> [INSTRUCTIONS FOR THE TASK]:
Say how many lines include the word "Obradovic", using only a number.

> [MATERIAL TO PROCESS]:
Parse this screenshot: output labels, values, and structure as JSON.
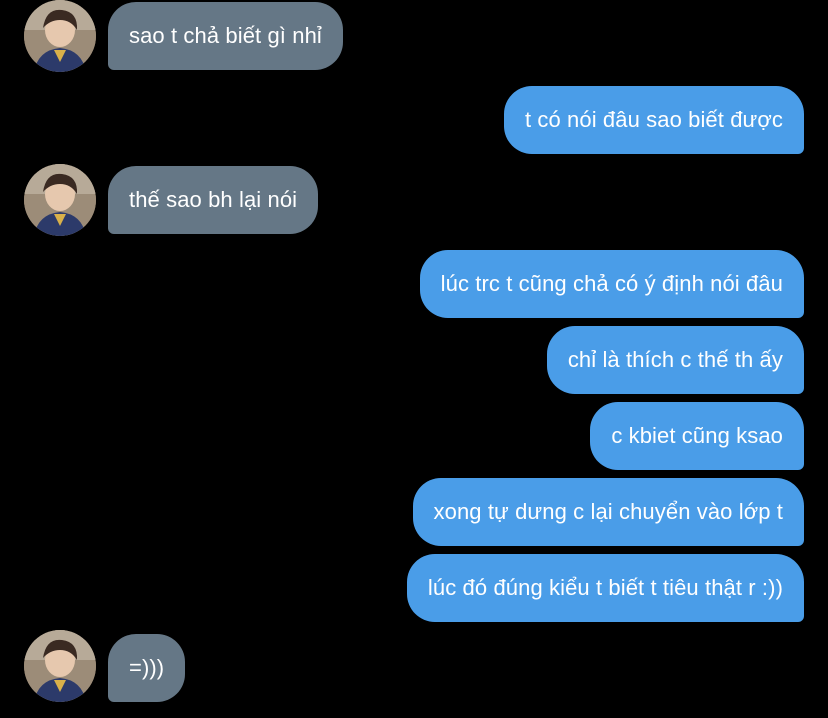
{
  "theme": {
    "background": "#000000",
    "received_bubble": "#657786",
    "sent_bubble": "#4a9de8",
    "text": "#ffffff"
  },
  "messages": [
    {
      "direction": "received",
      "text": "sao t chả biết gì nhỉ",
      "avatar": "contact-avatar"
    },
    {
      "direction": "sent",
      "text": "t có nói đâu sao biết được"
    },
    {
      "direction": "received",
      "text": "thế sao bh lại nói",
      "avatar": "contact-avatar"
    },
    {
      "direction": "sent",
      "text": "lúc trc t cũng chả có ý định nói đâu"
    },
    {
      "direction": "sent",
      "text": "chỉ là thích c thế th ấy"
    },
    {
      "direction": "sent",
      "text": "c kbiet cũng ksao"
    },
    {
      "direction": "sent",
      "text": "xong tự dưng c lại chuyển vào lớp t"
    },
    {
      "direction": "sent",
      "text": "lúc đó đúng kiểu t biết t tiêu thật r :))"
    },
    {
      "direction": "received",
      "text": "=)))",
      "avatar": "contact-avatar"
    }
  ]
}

...

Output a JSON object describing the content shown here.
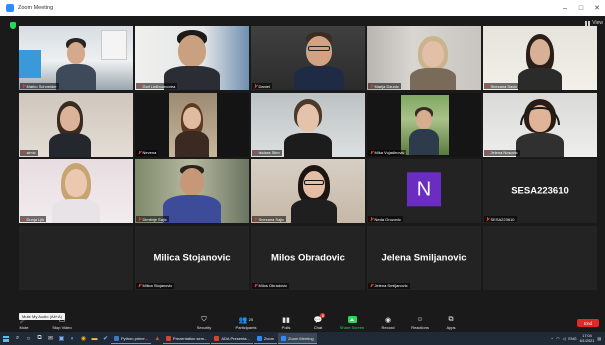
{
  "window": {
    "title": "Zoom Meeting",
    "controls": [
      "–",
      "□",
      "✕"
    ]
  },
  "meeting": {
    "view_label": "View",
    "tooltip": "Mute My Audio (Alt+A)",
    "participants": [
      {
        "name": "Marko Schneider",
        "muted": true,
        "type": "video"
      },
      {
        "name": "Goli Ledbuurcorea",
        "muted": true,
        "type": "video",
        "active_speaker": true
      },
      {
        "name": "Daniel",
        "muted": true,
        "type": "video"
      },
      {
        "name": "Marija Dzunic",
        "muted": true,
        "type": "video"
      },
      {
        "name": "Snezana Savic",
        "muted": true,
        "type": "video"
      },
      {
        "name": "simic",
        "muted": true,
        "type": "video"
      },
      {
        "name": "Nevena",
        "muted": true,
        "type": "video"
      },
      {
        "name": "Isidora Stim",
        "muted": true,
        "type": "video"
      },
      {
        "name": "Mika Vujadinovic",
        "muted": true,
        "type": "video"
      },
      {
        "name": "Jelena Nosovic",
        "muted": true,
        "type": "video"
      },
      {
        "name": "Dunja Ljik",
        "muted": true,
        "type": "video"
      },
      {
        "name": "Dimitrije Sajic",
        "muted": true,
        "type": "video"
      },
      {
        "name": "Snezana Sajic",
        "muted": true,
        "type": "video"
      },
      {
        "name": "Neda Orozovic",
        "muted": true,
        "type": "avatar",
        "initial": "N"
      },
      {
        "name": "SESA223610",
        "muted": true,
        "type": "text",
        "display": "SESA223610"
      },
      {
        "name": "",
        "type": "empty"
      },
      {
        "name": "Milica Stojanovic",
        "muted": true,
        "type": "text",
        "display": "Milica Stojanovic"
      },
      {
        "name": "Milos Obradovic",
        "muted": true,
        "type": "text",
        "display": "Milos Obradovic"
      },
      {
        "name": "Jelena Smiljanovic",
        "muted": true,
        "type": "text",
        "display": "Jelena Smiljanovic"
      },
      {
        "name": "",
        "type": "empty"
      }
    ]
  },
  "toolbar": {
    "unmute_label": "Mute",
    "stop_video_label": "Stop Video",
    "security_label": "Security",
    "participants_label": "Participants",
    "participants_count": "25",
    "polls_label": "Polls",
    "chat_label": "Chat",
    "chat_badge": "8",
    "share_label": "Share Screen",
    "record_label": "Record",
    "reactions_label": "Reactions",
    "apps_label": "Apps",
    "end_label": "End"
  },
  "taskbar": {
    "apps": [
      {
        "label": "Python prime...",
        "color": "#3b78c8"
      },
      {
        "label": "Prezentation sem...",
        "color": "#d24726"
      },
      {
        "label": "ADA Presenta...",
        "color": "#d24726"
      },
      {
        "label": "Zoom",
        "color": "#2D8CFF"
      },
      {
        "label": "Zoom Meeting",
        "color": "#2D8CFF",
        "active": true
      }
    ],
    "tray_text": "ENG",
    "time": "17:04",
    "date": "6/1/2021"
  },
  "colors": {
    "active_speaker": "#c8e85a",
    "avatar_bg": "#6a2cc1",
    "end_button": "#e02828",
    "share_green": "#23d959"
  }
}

> [COMPLETED TASK]:
2